(begin)

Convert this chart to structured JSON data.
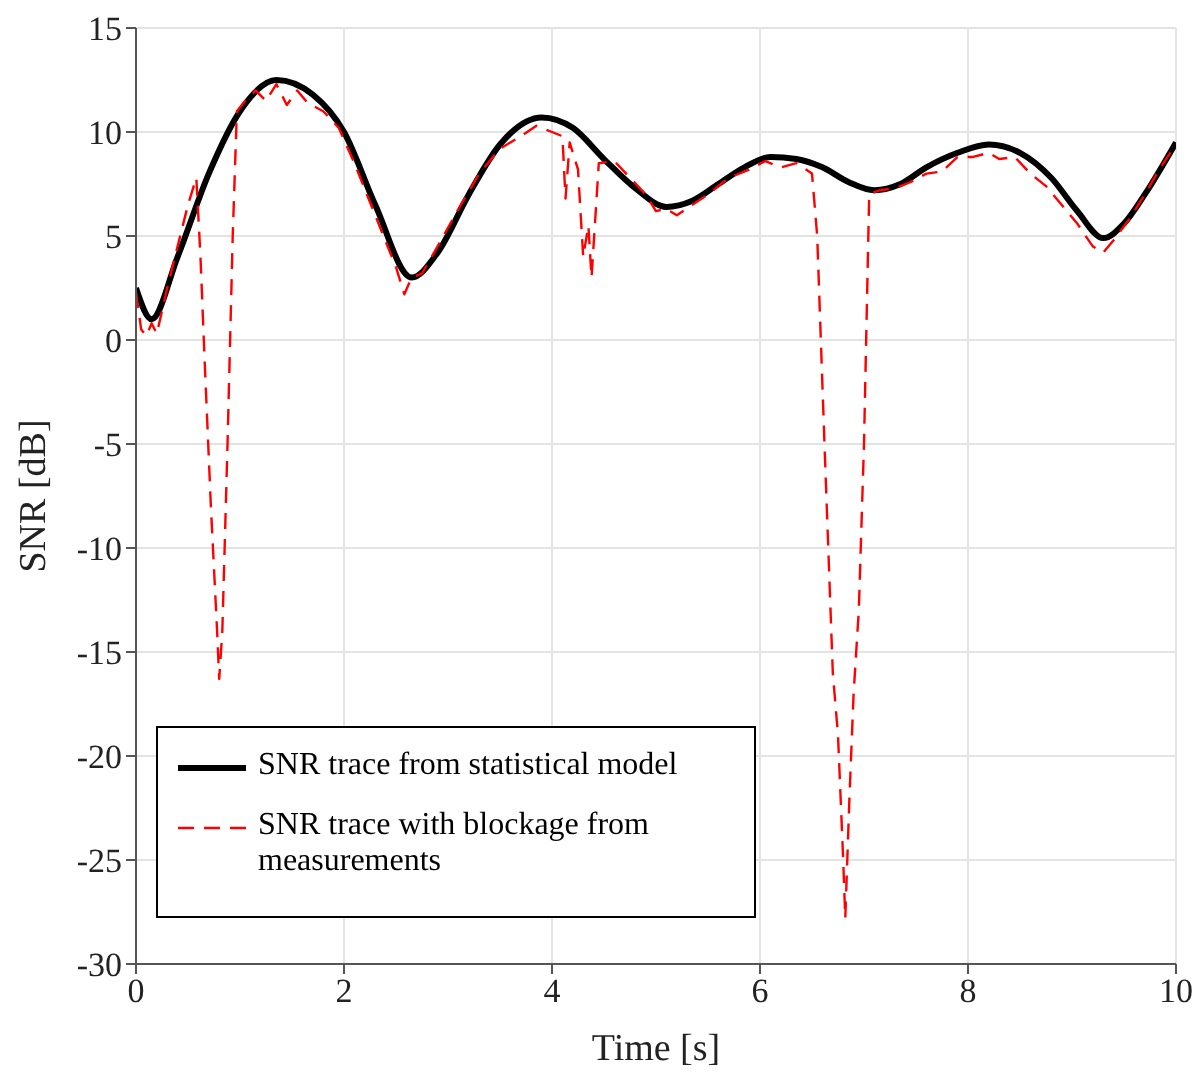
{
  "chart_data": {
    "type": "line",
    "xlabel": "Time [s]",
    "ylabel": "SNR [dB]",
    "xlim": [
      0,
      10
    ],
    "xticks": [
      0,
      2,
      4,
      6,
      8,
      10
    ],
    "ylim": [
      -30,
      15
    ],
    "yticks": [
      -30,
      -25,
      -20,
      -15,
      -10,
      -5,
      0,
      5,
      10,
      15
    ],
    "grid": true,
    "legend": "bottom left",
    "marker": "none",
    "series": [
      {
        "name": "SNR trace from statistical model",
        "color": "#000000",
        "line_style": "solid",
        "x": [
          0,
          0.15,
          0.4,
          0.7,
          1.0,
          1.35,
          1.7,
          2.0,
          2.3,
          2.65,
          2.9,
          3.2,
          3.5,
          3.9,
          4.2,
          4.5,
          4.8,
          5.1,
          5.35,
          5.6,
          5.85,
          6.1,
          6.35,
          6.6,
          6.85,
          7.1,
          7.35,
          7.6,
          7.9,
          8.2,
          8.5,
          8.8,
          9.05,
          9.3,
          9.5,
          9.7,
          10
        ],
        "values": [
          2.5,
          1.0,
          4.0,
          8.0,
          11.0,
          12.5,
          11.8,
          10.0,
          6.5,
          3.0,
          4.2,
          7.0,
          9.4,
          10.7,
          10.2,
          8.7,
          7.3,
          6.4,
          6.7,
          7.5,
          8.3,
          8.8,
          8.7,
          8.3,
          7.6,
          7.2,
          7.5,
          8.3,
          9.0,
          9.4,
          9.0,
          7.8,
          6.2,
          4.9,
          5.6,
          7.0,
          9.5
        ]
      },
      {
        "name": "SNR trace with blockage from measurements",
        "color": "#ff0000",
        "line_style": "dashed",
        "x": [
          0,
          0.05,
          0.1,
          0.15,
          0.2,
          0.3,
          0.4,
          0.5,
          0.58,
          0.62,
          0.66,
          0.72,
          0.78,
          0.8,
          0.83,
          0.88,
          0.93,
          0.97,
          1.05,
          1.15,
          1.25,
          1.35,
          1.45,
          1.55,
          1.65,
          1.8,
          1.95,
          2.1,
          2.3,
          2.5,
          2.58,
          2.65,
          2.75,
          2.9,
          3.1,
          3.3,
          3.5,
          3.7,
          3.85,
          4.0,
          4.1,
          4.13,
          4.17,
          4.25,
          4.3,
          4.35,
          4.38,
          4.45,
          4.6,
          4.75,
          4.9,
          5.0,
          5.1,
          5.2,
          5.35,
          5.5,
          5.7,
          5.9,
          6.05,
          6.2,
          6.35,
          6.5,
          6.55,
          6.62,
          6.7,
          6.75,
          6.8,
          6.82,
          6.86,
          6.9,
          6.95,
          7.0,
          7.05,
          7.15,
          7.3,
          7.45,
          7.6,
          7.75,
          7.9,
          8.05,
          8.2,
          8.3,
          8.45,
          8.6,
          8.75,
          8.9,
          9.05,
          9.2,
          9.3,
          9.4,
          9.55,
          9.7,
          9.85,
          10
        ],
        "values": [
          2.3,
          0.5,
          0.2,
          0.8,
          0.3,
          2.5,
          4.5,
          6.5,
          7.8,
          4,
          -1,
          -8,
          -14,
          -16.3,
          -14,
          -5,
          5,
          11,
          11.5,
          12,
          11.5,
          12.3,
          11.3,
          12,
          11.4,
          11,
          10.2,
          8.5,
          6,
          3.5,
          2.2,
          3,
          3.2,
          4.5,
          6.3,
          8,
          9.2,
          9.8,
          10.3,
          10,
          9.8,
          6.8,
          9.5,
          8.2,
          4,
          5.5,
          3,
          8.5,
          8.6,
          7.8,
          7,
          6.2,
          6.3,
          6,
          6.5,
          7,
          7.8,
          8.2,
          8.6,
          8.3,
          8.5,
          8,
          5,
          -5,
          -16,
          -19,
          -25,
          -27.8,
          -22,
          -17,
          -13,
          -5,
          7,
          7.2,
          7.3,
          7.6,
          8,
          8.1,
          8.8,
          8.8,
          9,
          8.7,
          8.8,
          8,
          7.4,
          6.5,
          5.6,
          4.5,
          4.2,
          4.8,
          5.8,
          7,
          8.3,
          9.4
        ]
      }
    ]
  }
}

(end)
(begin)

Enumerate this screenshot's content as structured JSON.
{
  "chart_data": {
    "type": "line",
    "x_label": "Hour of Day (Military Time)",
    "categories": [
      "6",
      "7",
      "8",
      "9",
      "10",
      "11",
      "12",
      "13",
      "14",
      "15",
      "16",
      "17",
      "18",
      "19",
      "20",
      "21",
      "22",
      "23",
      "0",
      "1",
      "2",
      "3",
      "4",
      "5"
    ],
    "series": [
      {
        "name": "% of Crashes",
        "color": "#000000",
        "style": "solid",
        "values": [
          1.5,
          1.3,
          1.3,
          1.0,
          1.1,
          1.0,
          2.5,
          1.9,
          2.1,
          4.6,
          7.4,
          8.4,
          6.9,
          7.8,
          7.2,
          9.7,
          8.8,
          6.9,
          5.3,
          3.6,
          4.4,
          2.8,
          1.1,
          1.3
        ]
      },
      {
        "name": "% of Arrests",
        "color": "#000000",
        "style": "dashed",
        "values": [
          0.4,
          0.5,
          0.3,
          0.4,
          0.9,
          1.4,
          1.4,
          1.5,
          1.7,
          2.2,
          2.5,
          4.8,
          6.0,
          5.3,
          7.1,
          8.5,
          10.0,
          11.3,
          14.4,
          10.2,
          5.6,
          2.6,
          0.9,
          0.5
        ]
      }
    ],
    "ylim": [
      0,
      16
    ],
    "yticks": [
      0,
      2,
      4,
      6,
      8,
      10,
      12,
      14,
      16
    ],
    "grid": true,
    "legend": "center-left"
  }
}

(end)
(begin)

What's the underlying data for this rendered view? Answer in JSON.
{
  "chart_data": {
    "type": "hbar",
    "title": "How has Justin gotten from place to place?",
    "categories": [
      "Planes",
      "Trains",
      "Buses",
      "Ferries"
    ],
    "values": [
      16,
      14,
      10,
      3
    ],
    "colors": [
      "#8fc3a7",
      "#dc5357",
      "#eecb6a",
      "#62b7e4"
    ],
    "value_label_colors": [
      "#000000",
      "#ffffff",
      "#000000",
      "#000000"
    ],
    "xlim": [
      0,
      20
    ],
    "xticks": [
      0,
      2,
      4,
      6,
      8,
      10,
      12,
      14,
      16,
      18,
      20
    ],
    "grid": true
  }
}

(end)

### PROBLEM
The required answer is a single number: the count of lines in the entries that hold the string "trace".

### THE OUTPUT
2